## Your objective
Please print the records below verbatim, starting at the line that contains "itemize the components" and ending at the line that contains "x-tick-label-0: 0 — [98, 541, 107, 560]", with both of those lines included.

## Data supplied
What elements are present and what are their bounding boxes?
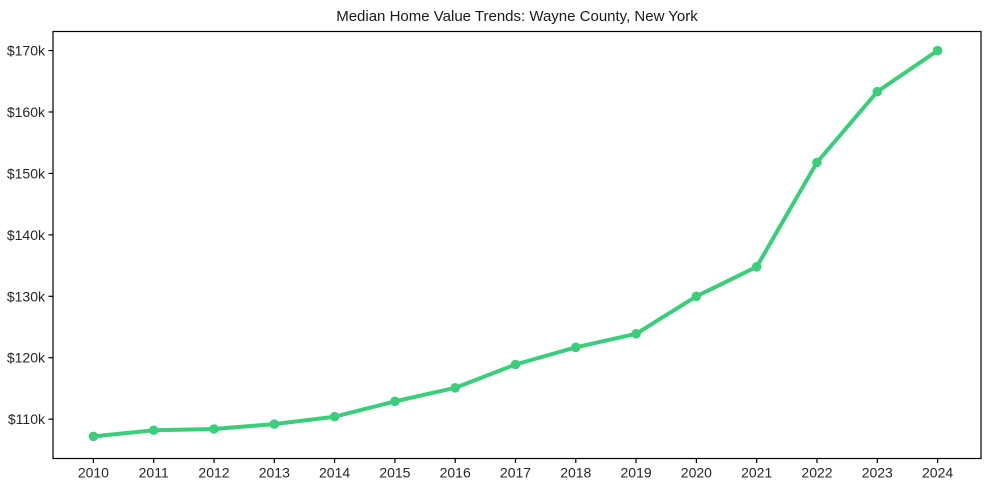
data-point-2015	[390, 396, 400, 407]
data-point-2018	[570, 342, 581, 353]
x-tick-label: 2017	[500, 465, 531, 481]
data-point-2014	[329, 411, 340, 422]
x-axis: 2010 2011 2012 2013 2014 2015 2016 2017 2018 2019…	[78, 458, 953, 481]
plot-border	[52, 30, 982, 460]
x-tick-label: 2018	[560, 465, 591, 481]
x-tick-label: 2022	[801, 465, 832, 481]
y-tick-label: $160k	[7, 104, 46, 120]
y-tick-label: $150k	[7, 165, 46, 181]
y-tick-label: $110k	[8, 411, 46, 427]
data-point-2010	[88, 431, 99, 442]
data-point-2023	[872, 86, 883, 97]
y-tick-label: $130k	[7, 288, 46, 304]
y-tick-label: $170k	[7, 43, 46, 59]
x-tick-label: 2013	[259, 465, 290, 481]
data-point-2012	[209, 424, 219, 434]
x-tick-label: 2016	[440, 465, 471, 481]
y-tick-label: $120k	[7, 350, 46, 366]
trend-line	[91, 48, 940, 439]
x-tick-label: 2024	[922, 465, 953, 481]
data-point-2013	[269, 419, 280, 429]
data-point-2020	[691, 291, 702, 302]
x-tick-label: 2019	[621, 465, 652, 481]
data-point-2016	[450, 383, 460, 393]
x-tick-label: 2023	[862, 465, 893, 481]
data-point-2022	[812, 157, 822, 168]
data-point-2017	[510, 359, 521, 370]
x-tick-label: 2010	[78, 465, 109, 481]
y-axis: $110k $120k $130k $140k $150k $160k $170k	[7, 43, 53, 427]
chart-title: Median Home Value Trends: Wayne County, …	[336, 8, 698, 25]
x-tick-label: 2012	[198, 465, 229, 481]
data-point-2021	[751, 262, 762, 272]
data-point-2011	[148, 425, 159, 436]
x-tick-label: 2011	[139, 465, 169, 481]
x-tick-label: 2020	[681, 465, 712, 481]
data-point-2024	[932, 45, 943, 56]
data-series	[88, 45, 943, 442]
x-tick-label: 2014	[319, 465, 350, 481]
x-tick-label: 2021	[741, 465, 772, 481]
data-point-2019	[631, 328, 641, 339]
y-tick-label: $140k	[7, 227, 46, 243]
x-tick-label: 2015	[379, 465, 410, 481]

--

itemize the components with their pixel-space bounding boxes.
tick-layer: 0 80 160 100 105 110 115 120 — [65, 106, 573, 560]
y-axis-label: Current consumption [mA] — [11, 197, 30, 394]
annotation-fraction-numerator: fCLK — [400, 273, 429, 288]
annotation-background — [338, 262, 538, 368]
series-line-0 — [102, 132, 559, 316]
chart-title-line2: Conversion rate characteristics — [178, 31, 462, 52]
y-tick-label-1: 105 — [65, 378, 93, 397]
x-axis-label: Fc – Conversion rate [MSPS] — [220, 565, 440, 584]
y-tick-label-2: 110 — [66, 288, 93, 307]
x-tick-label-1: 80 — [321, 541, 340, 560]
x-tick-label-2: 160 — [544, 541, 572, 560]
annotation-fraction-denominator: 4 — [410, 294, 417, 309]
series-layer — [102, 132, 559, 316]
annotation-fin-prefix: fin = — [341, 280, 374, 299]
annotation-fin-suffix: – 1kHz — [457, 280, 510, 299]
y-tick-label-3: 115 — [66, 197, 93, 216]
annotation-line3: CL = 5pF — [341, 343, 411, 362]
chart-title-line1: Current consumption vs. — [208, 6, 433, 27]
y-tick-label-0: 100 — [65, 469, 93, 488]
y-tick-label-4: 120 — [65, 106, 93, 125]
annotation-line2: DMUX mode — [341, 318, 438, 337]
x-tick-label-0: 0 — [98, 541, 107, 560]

## Task answer
itemize the components with their pixel-space bounding boxes.
tick-layer: 0 80 160 100 105 110 115 120 — [65, 106, 573, 560]
y-axis-label: Current consumption [mA] — [11, 197, 30, 394]
annotation-fraction-numerator: fCLK — [400, 273, 429, 288]
annotation-background — [338, 262, 538, 368]
series-line-0 — [102, 132, 559, 316]
chart-title-line2: Conversion rate characteristics — [178, 31, 462, 52]
y-tick-label-1: 105 — [65, 378, 93, 397]
x-axis-label: Fc – Conversion rate [MSPS] — [220, 565, 440, 584]
y-tick-label-2: 110 — [66, 288, 93, 307]
x-tick-label-1: 80 — [321, 541, 340, 560]
x-tick-label-2: 160 — [544, 541, 572, 560]
annotation-fraction-denominator: 4 — [410, 294, 417, 309]
series-layer — [102, 132, 559, 316]
annotation-fin-prefix: fin = — [341, 280, 374, 299]
annotation-fin-suffix: – 1kHz — [457, 280, 510, 299]
y-tick-label-3: 115 — [66, 197, 93, 216]
annotation-line3: CL = 5pF — [341, 343, 411, 362]
chart-title-line1: Current consumption vs. — [208, 6, 433, 27]
y-tick-label-0: 100 — [65, 469, 93, 488]
y-tick-label-4: 120 — [65, 106, 93, 125]
annotation-line2: DMUX mode — [341, 318, 438, 337]
x-tick-label-0: 0 — [98, 541, 107, 560]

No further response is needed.